Records

Start

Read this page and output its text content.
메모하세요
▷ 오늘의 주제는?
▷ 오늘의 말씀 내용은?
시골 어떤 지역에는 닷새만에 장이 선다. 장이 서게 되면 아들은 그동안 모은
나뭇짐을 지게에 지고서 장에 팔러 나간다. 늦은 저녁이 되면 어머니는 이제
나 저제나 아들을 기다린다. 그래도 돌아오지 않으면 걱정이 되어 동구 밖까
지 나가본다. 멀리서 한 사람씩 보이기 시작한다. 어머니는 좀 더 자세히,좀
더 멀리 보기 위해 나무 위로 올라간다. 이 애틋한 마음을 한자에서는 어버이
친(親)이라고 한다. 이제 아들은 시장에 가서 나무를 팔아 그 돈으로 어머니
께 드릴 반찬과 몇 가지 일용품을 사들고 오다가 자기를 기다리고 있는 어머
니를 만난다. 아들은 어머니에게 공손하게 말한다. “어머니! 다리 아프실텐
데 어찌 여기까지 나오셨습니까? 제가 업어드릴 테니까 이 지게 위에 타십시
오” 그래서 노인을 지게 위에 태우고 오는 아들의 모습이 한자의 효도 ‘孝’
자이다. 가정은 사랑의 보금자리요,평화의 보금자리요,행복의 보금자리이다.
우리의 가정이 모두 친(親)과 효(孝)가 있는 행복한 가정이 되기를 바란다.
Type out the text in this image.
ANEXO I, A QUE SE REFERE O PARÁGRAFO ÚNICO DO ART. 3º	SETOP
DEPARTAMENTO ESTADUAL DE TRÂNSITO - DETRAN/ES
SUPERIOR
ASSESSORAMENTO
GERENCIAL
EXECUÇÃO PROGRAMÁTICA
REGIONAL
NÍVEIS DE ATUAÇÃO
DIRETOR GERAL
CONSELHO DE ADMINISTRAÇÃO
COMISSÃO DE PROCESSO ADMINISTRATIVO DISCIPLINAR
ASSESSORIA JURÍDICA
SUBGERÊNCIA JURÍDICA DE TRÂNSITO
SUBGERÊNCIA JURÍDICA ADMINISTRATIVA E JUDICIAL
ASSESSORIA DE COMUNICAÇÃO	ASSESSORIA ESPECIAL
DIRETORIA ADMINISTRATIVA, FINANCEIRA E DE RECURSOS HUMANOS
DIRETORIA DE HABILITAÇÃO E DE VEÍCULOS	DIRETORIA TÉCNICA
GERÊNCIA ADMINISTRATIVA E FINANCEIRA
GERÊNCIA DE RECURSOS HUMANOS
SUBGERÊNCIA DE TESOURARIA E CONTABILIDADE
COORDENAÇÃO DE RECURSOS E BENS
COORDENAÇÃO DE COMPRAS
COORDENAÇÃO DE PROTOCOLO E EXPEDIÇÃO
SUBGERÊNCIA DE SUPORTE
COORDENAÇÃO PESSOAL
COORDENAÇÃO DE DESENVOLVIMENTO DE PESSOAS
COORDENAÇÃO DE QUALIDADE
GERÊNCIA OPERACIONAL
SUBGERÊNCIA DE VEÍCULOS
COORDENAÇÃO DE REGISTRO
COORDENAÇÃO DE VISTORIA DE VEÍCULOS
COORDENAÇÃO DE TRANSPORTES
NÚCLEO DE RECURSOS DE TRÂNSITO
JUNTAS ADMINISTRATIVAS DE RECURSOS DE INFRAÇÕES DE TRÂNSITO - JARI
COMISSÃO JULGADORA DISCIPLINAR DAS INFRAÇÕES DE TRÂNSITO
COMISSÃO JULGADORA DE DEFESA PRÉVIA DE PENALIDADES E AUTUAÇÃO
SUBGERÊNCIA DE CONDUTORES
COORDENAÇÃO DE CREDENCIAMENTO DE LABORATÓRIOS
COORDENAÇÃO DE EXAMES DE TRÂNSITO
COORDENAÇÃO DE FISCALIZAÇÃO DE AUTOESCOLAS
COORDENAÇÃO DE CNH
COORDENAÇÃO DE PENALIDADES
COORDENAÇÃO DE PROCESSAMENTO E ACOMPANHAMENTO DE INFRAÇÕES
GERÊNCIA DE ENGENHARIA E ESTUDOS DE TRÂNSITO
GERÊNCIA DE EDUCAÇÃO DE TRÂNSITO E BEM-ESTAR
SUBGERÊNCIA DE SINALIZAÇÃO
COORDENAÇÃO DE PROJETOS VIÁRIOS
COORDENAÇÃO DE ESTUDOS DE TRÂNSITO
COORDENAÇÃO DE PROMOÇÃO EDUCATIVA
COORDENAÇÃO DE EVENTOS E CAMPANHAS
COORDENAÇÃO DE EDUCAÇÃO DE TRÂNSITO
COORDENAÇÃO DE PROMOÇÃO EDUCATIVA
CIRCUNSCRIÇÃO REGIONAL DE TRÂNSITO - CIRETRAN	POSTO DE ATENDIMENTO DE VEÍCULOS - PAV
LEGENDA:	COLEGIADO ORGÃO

End

= WORK TO COMPLETE =
Report each line of the material above where the word "ESTUDOS" appears.

= SOLUTION TO THE PROBLEM =
GERÊNCIA DE ENGENHARIA E ESTUDOS DE TRÂNSITO
COORDENAÇÃO DE ESTUDOS DE TRÂNSITO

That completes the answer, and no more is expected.